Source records
* start *

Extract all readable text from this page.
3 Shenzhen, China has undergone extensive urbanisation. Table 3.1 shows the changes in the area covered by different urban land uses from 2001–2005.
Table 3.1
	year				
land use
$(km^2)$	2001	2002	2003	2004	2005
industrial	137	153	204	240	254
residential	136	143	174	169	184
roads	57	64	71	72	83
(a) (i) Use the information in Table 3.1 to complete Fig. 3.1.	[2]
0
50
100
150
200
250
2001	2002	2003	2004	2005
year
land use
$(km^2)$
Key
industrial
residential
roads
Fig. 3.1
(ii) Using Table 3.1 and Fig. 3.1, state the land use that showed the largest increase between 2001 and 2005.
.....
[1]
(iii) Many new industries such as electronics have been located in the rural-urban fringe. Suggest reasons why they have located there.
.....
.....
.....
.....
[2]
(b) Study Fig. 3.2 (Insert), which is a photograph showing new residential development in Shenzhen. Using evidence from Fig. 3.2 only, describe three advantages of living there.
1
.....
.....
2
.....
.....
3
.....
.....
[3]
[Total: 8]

* end *

Set task: Copy out the material above in its entirety. Every detail must match.

Reply:
Extract all readable text from this page.
3 Shenzhen, China has undergone extensive urbanisation. Table 3.1 shows the changes in the area covered by different urban land uses from 2001–2005.
Table 3.1
	year				
land use
$(km^2)$	2001	2002	2003	2004	2005
industrial	137	153	204	240	254
residential	136	143	174	169	184
roads	57	64	71	72	83
(a) (i) Use the information in Table 3.1 to complete Fig. 3.1.	[2]
0
50
100
150
200
250
2001	2002	2003	2004	2005
year
land use
$(km^2)$
Key
industrial
residential
roads
Fig. 3.1
(ii) Using Table 3.1 and Fig. 3.1, state the land use that showed the largest increase between 2001 and 2005.
.....
[1]
(iii) Many new industries such as electronics have been located in the rural-urban fringe. Suggest reasons why they have located there.
.....
.....
.....
.....
[2]
(b) Study Fig. 3.2 (Insert), which is a photograph showing new residential development in Shenzhen. Using evidence from Fig. 3.2 only, describe three advantages of living there.
1
.....
.....
2
.....
.....
3
.....
.....
[3]
[Total: 8]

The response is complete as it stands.